What is expected — Make an exact copy of the records, dropping all pictures.
════
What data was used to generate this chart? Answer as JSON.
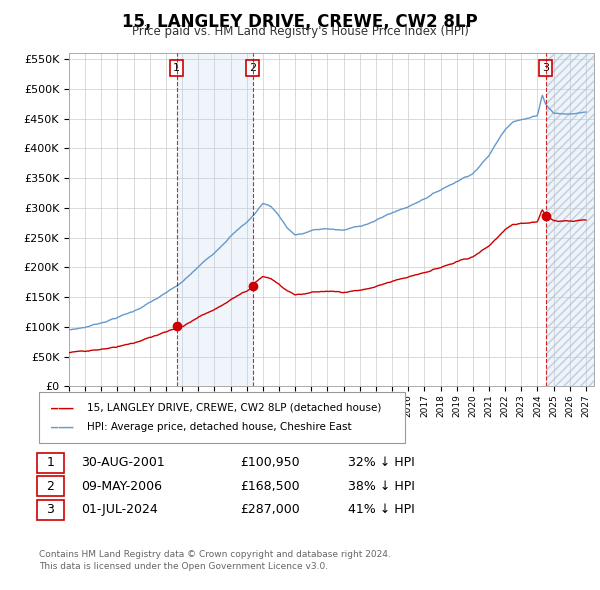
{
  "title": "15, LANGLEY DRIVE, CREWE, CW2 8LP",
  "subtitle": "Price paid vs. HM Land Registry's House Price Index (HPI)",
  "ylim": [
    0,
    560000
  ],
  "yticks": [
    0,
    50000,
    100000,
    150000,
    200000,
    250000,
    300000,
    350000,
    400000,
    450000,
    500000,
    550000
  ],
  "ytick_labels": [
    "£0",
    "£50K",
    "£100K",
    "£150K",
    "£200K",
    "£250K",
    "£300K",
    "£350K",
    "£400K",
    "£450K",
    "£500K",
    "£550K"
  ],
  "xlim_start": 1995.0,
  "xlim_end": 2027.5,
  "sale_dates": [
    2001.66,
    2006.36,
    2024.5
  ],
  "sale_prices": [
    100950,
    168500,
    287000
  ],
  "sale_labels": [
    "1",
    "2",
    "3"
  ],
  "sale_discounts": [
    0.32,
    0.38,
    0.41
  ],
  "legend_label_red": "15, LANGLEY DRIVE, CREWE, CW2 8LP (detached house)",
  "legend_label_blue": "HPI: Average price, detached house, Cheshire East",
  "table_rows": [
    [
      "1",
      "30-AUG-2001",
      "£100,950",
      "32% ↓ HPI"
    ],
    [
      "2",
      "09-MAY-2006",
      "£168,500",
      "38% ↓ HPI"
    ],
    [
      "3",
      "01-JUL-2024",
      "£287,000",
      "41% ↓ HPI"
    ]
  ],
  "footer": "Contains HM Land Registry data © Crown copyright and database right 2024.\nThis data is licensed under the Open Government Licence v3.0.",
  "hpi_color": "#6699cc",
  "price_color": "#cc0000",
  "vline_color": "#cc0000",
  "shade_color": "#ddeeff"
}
════
Solution for this problem —
What data was used to generate this chart? Answer as JSON.
{
  "title": "15, LANGLEY DRIVE, CREWE, CW2 8LP",
  "subtitle": "Price paid vs. HM Land Registry's House Price Index (HPI)",
  "ylim": [
    0,
    560000
  ],
  "yticks": [
    0,
    50000,
    100000,
    150000,
    200000,
    250000,
    300000,
    350000,
    400000,
    450000,
    500000,
    550000
  ],
  "ytick_labels": [
    "£0",
    "£50K",
    "£100K",
    "£150K",
    "£200K",
    "£250K",
    "£300K",
    "£350K",
    "£400K",
    "£450K",
    "£500K",
    "£550K"
  ],
  "xlim_start": 1995.0,
  "xlim_end": 2027.5,
  "sale_dates": [
    2001.66,
    2006.36,
    2024.5
  ],
  "sale_prices": [
    100950,
    168500,
    287000
  ],
  "sale_labels": [
    "1",
    "2",
    "3"
  ],
  "sale_discounts": [
    0.32,
    0.38,
    0.41
  ],
  "legend_label_red": "15, LANGLEY DRIVE, CREWE, CW2 8LP (detached house)",
  "legend_label_blue": "HPI: Average price, detached house, Cheshire East",
  "table_rows": [
    [
      "1",
      "30-AUG-2001",
      "£100,950",
      "32% ↓ HPI"
    ],
    [
      "2",
      "09-MAY-2006",
      "£168,500",
      "38% ↓ HPI"
    ],
    [
      "3",
      "01-JUL-2024",
      "£287,000",
      "41% ↓ HPI"
    ]
  ],
  "footer": "Contains HM Land Registry data © Crown copyright and database right 2024.\nThis data is licensed under the Open Government Licence v3.0.",
  "hpi_color": "#6699cc",
  "price_color": "#cc0000",
  "vline_color": "#cc0000",
  "shade_color": "#ddeeff"
}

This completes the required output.